The example above shows how users can declare a simple statement like SELECT current_database() and then define connections to different databases. After that, with DECLARE statement, they can use one of the connections and execute the statement on that connection. This is very useful for applications that want to execute statements on different connections.

Data corruption

PostgreSQL now offers a few tools to provide users with ways to check if their database is corrupted, as well as some small tools to help users correct database corruption where possible.

The amcheck module now also provides a function that allows you to check heap pages.
Previously it only allowed you to check B-Tree index pages.
The command-line utility pg_amcheck was added, to simplify running contrib/amcheck operations on many relations.
It has a wide variety of options for choosing which relations to check and which checks to perform, and it can run checks in parallel.
The pg_surgery module was added, which allows changes to row visibility information.
This is useful for correcting database corruption, but if misused, it can easily corrupt a database that was not previously corrupted, further corrupt an already-corrupted database, or destroy data.

I want to emphasize that this tool must be used carefully, and only by users who understand what they are doing.

Indexing

Some GiST indexes can now be built by pre-sorting the data.
Pre-sorting happens automatically and allows for faster index creation and smaller indexes. This is currently supported only for point datatypes.
BRIN indexes can now record multiple min/max values per range.
- This is useful if there are groups of values in each page range.
- It allows more efficient handling of outlier values.
- It is possible to specify the number of values kept for each page range, either as a single point or an interval boundary.
  CREATE TABLE table_name (a int);
  CREATE INDEX ON table_name USING brin (a int4_minmax_multi_ops(values_per_range=16));
BRIN indexes can now use bloom filters.

* _Source data_
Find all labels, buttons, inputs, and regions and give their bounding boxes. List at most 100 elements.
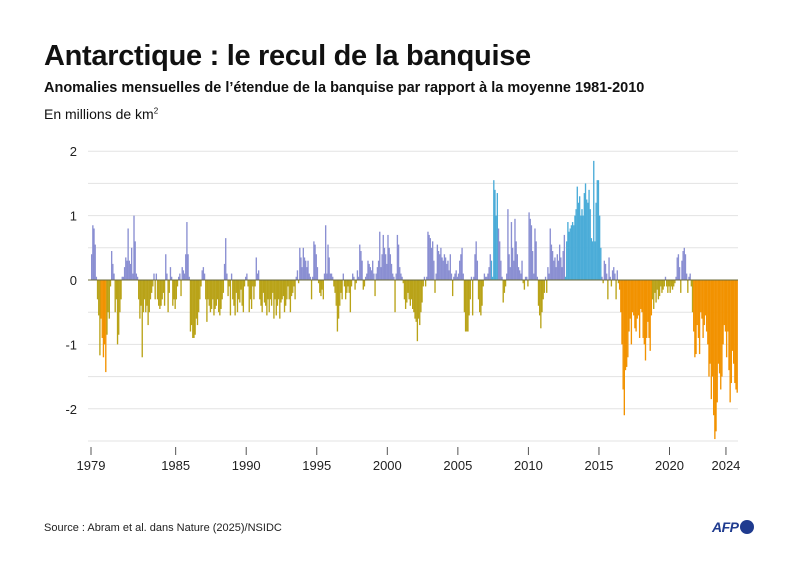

* _Given task 1_
Reproduce the passage of the PostgreSQL excerpt starting at "This is useful for" and ending at "or destroy data.".
* _Given task 2_
Answer these questions from the PostgreSQL excerpt:
(a) What kind of pages could the amcheck module check before the new heap-page function?
(b) For which datatypes is building GiST indexes by pre-sorting currently supported?
(c) What can BRIN indexes now use besides multiple min/max values per range?

* _Exercise output 1_
This is useful for correcting database corruption, but if misused, it can easily corrupt a database that was not previously corrupted, further corrupt an already-corrupted database, or destroy data.

* _Exercise output 2_
(a) B-Tree index pages
(b) Point datatypes
(c) Bloom filters